» **Exercise details**: Search the data below for the string "black". Extract every line that contains it.

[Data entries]
-- Start --

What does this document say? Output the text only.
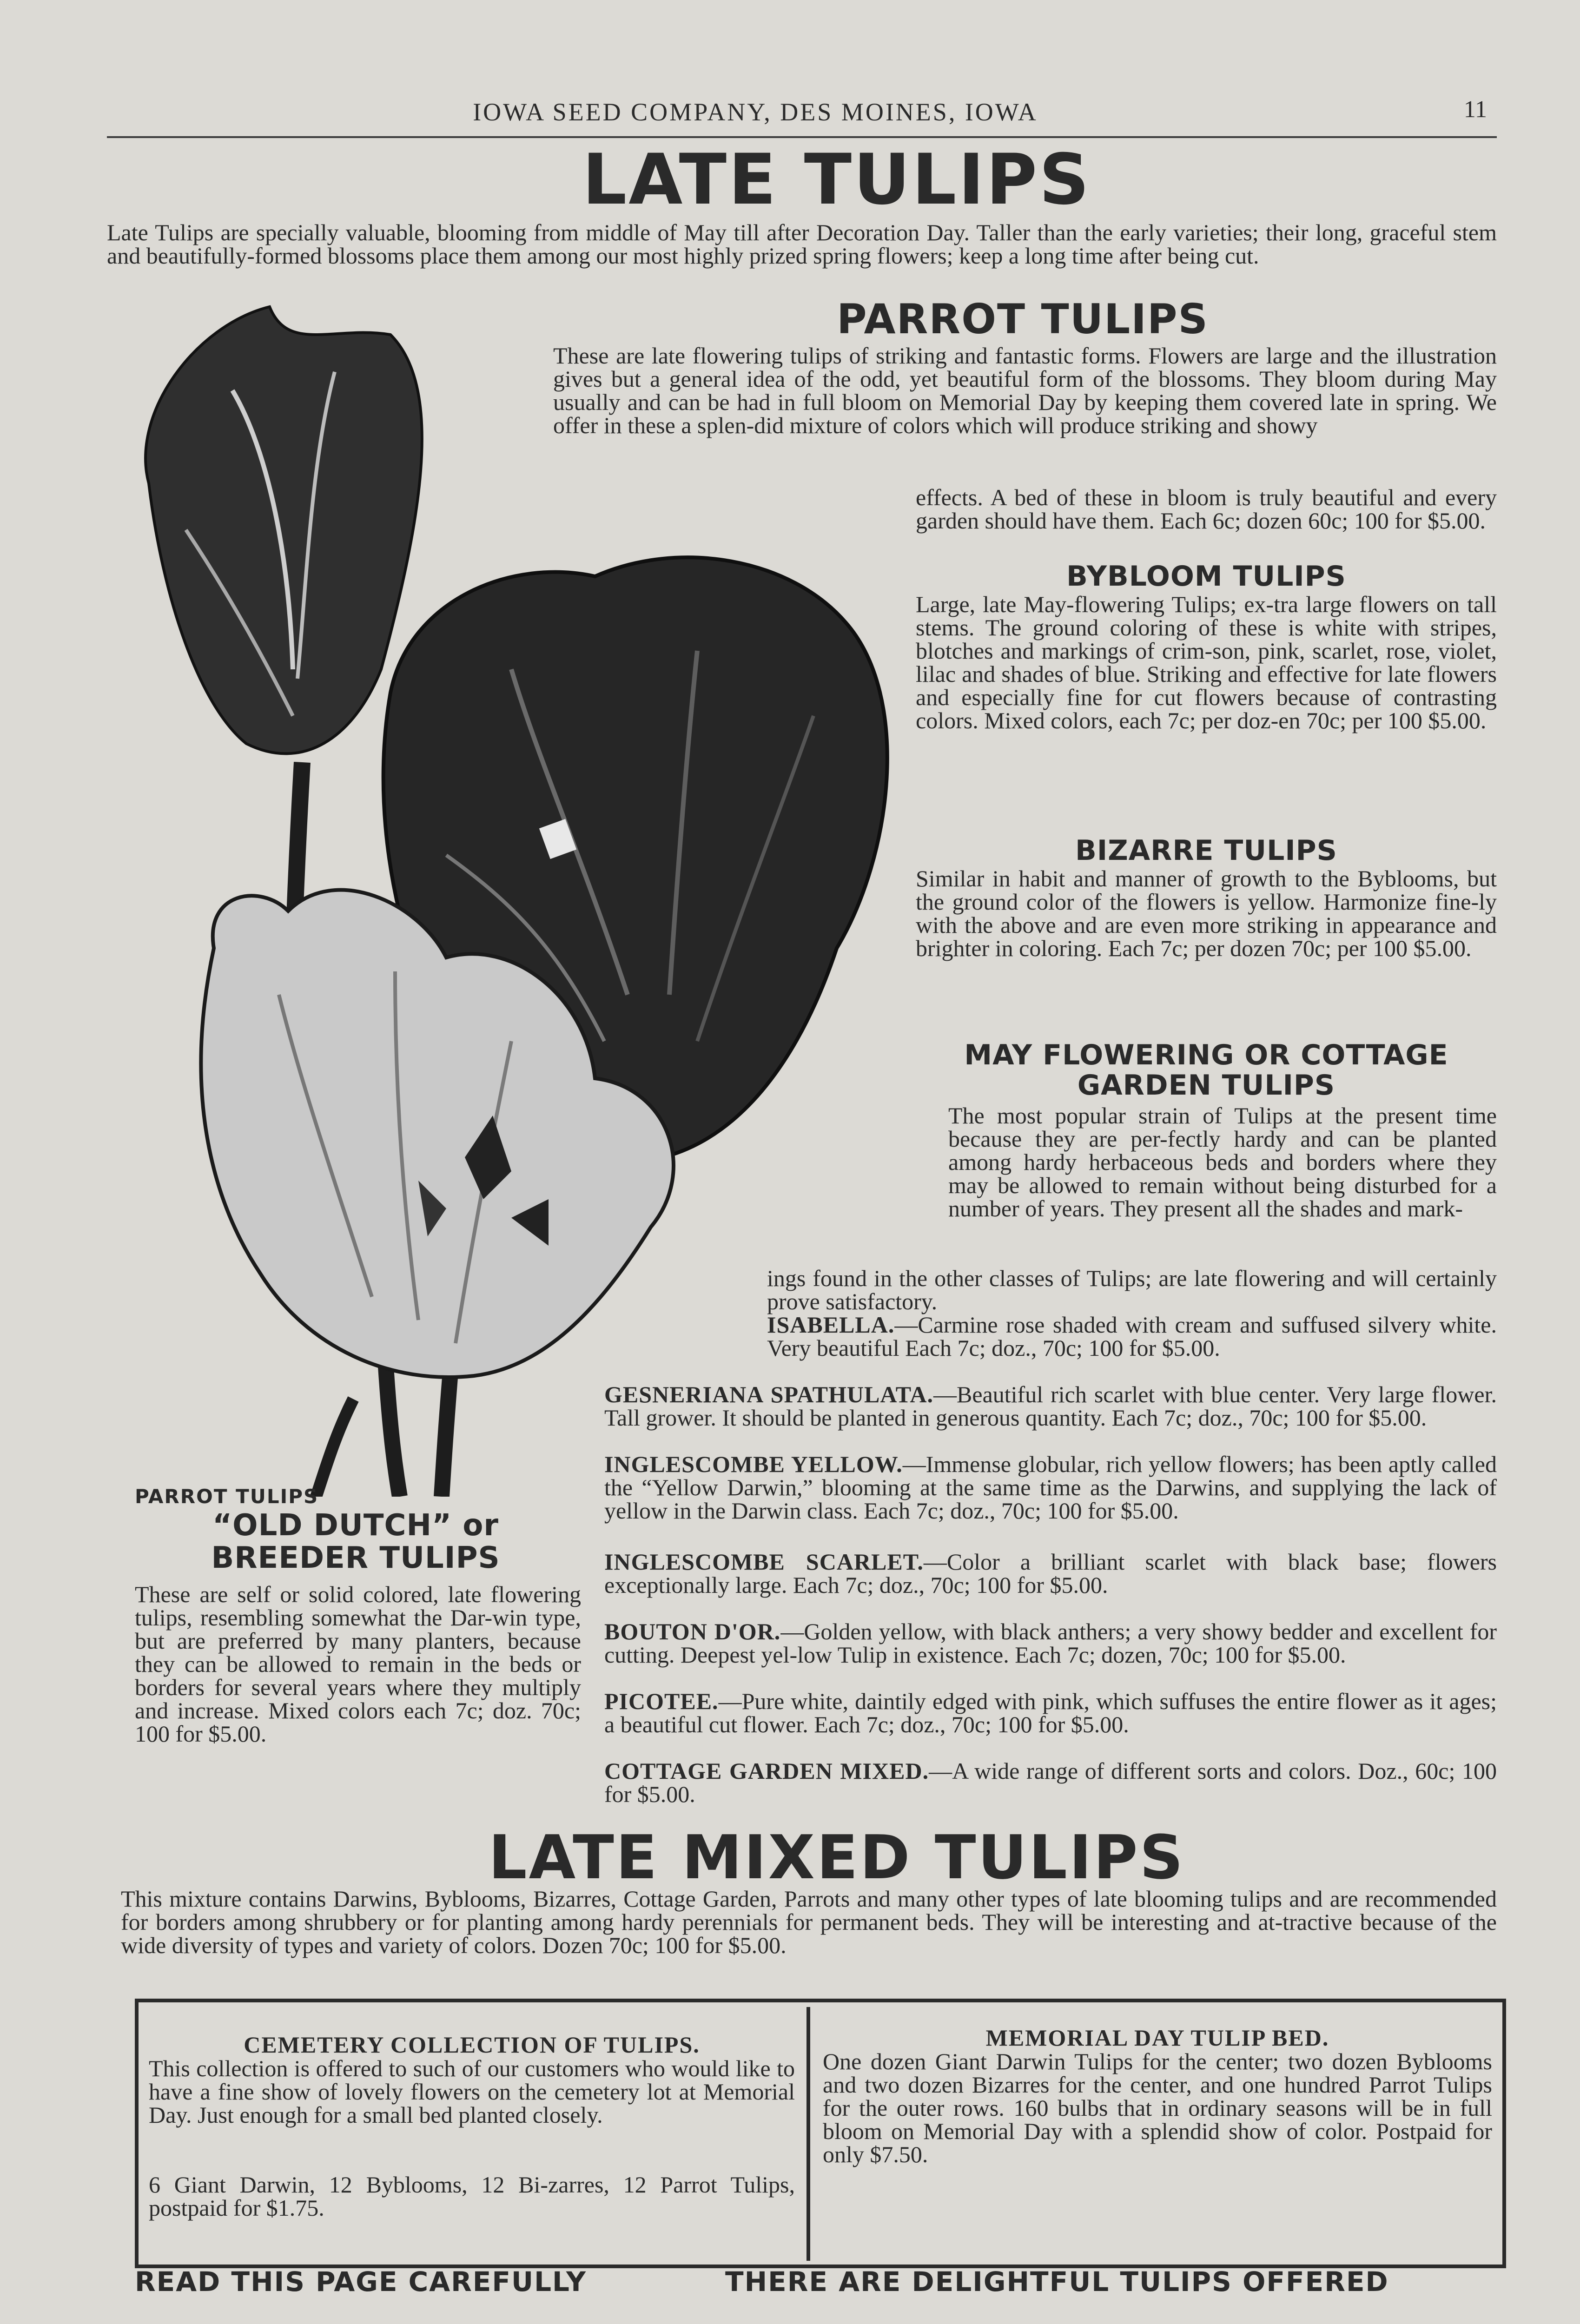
IOWA SEED COMPANY, DES MOINES, IOWA	11
LATE TULIPS
Late Tulips are specially valuable, blooming from middle of May till after Decoration Day. Taller than the early varieties; their long, graceful stem and beautifully-formed blossoms place them among our most highly prized spring flowers; keep a long time after being cut.
PARROT TULIPS
These are late flowering tulips of striking and fantastic forms. Flowers are large and the illustration gives but a general idea of the odd, yet beautiful form of the blossoms. They bloom during May usually and can be had in full bloom on Memorial Day by keeping them covered late in spring. We offer in these a splen-did mixture of colors which will produce striking and showy
effects. A bed of these in bloom is truly beautiful and every garden should have them. Each 6c; dozen 60c; 100 for $5.00.
BYBLOOM TULIPS
Large, late May-flowering Tulips; ex-tra large flowers on tall stems. The ground coloring of these is white with stripes, blotches and markings of crim-son, pink, scarlet, rose, violet, lilac and shades of blue. Striking and effective for late flowers and especially fine for cut flowers because of contrasting colors. Mixed colors, each 7c; per doz-en 70c; per 100 $5.00.
BIZARRE TULIPS
Similar in habit and manner of growth to the Byblooms, but the ground color of the flowers is yellow. Harmonize fine-ly with the above and are even more striking in appearance and brighter in coloring. Each 7c; per dozen 70c; per 100 $5.00.
MAY FLOWERING OR COTTAGE
GARDEN TULIPS
The most popular strain of Tulips at the present time because they are per-fectly hardy and can be planted among hardy herbaceous beds and borders where they may be allowed to remain without being disturbed for a number of years. They present all the shades and mark-
ings found in the other classes of Tulips; are late flowering and will certainly prove satisfactory.
ISABELLA.—Carmine rose shaded with cream and suffused silvery white. Very beautiful Each 7c; doz., 70c; 100 for $5.00.
GESNERIANA SPATHULATA.—Beautiful rich scarlet with blue center. Very large flower. Tall grower. It should be planted in generous quantity. Each 7c; doz., 70c; 100 for $5.00.
INGLESCOMBE YELLOW.—Immense globular, rich yellow flowers; has been aptly called the “Yellow Darwin,” blooming at the same time as the Darwins, and supplying the lack of yellow in the Darwin class. Each 7c; doz., 70c; 100 for $5.00.
INGLESCOMBE SCARLET.—Color a brilliant scarlet with black base; flowers exceptionally large. Each 7c; doz., 70c; 100 for $5.00.
BOUTON D'OR.—Golden yellow, with black anthers; a very showy bedder and excellent for cutting. Deepest yel-low Tulip in existence. Each 7c; dozen, 70c; 100 for $5.00.
PICOTEE.—Pure white, daintily edged with pink, which suffuses the entire flower as it ages; a beautiful cut flower. Each 7c; doz., 70c; 100 for $5.00.
COTTAGE GARDEN MIXED.—A wide range of different sorts and colors. Doz., 60c; 100 for $5.00.
PARROT TULIPS
“OLD DUTCH” or
BREEDER TULIPS
These are self or solid colored, late flowering tulips, resembling somewhat the Dar-win type, but are preferred by many planters, because they can be allowed to remain in the beds or borders for several years where they multiply and increase. Mixed colors each 7c; doz. 70c; 100 for $5.00.
LATE MIXED TULIPS
This mixture contains Darwins, Byblooms, Bizarres, Cottage Garden, Parrots and many other types of late blooming tulips and are recommended for borders among shrubbery or for planting among hardy perennials for permanent beds. They will be interesting and at-tractive because of the wide diversity of types and variety of colors. Dozen 70c; 100 for $5.00.
CEMETERY COLLECTION OF TULIPS.
This collection is offered to such of our customers who would like to have a fine show of lovely flowers on the cemetery lot at Memorial Day. Just enough for a small bed planted closely.
6 Giant Darwin, 12 Byblooms, 12 Bi-zarres, 12 Parrot Tulips, postpaid for $1.75.
MEMORIAL DAY TULIP BED.
One dozen Giant Darwin Tulips for the center; two dozen Byblooms and two dozen Bizarres for the center, and one hundred Parrot Tulips for the outer rows. 160 bulbs that in ordinary seasons will be in full bloom on Memorial Day with a splendid show of color. Postpaid for only $7.50.
READ THIS PAGE CAREFULLY	THERE ARE DELIGHTFUL TULIPS OFFERED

-- End --

» **Full response**:
INGLESCOMBE SCARLET.—Color a brilliant scarlet with black base; flowers exceptionally large. Each 7c; doz., 70c; 100 for $5.00.
BOUTON D'OR.—Golden yellow, with black anthers; a very showy bedder and excellent for cutting. Deepest yel-low Tulip in existence. Each 7c; dozen, 70c; 100 for $5.00.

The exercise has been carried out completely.